**Problem:** Where the string "אותם" occurs in the material below, report the whole line.

**Provided information:**

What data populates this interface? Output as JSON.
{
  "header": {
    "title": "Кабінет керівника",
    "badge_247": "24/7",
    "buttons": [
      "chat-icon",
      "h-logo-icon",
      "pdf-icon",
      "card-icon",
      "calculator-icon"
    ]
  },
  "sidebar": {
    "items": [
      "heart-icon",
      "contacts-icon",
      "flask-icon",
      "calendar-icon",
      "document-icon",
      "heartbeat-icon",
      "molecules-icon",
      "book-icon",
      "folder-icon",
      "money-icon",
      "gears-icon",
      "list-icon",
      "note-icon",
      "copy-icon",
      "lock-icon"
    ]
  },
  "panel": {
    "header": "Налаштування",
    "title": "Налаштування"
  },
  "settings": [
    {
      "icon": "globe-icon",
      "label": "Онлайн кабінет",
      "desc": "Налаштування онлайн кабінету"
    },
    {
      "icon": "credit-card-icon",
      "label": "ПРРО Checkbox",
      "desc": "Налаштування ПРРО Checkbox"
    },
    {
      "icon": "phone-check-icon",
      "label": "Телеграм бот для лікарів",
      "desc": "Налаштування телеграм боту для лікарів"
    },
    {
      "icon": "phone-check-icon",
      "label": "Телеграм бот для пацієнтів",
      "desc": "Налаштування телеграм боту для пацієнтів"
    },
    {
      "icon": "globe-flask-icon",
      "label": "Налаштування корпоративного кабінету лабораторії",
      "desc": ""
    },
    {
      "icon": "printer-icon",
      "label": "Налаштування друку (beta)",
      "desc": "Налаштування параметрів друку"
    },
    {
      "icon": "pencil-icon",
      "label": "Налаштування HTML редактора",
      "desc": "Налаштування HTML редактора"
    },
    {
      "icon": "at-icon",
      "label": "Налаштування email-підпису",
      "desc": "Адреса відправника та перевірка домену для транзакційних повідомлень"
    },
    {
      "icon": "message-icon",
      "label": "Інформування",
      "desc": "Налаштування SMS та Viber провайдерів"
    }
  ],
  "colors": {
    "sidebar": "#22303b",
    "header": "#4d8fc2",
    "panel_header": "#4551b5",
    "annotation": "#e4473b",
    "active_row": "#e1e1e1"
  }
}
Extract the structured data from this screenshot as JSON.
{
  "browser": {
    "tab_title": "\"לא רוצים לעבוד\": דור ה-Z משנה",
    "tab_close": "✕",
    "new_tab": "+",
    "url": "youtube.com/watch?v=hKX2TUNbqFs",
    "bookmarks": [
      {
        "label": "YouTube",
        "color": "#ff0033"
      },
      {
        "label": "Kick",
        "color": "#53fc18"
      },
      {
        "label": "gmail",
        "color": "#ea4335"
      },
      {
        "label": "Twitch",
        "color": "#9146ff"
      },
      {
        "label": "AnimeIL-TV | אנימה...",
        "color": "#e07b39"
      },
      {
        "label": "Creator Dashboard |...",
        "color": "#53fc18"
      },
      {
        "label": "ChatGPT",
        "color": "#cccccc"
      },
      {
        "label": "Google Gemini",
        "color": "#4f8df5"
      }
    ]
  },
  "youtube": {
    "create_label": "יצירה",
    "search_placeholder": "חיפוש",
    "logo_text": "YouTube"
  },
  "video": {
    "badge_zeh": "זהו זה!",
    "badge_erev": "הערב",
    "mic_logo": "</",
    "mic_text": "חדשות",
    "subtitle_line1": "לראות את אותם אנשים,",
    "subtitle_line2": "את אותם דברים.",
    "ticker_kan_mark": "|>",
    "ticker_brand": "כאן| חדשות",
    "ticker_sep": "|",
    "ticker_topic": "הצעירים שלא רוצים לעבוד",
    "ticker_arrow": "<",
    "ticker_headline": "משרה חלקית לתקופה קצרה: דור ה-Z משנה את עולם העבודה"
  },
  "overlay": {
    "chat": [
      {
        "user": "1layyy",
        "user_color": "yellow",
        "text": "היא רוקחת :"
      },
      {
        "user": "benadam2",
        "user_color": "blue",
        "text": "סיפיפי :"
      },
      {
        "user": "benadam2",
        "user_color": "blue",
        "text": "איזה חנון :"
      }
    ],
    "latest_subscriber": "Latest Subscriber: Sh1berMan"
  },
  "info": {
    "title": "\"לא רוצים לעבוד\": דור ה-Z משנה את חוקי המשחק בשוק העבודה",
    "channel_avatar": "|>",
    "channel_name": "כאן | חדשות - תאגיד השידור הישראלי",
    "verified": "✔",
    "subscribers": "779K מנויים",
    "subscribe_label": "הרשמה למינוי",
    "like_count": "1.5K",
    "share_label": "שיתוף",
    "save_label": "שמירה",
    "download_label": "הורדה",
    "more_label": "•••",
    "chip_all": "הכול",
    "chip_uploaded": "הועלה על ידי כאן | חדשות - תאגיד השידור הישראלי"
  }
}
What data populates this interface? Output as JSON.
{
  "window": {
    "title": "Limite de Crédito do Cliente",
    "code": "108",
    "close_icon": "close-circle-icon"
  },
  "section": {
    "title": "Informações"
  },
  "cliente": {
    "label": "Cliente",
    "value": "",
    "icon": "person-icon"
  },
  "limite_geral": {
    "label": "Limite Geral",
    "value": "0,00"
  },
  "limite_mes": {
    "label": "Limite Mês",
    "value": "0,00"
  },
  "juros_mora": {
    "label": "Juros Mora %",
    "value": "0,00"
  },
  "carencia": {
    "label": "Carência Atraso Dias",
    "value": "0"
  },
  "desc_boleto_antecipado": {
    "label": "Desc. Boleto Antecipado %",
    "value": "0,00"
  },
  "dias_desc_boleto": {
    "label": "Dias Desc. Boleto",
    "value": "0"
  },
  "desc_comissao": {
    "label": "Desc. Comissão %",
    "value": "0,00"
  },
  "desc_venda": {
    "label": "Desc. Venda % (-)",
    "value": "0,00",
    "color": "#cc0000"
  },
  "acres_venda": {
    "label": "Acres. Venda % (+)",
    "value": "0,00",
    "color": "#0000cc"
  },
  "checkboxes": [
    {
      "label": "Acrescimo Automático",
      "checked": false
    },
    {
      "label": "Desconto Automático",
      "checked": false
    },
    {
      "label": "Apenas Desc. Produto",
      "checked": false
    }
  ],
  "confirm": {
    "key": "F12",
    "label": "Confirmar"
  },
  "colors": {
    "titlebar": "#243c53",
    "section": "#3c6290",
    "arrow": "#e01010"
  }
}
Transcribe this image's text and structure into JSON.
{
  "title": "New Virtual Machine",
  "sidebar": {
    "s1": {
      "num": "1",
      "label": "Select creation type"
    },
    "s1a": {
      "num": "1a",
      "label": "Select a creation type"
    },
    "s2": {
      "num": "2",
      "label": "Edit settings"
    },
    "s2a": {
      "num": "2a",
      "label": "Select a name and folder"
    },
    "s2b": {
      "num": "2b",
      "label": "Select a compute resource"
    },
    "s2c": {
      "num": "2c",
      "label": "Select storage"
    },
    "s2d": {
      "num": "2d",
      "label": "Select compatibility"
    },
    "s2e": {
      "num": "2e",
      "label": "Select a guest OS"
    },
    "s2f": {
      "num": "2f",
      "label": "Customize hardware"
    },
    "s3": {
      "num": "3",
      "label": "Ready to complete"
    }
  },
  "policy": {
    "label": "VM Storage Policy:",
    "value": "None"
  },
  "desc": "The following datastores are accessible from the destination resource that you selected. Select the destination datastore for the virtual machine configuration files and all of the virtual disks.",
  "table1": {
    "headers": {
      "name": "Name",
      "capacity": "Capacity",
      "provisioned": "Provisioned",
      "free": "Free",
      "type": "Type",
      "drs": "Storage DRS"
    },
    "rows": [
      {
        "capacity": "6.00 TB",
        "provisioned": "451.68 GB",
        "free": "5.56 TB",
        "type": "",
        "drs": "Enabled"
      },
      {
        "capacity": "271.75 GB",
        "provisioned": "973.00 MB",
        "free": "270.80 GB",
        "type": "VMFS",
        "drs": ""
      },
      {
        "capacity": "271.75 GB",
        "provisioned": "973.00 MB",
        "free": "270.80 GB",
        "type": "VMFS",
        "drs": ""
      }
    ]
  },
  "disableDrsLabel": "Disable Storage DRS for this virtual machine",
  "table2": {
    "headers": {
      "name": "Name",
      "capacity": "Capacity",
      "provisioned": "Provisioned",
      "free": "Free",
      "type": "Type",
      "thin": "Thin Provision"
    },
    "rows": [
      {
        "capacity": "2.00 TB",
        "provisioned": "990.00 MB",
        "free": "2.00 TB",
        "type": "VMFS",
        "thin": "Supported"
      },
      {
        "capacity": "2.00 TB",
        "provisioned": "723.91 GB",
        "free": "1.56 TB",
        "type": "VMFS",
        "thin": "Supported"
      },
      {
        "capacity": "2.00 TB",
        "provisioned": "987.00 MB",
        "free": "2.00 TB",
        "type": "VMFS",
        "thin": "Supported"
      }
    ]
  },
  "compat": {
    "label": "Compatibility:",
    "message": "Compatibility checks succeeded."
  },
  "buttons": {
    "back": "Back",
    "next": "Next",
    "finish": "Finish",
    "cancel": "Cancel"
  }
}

**Task output:**
    "subtitle_line1": "לראות את אותם אנשים,",
    "subtitle_line2": "את אותם דברים.",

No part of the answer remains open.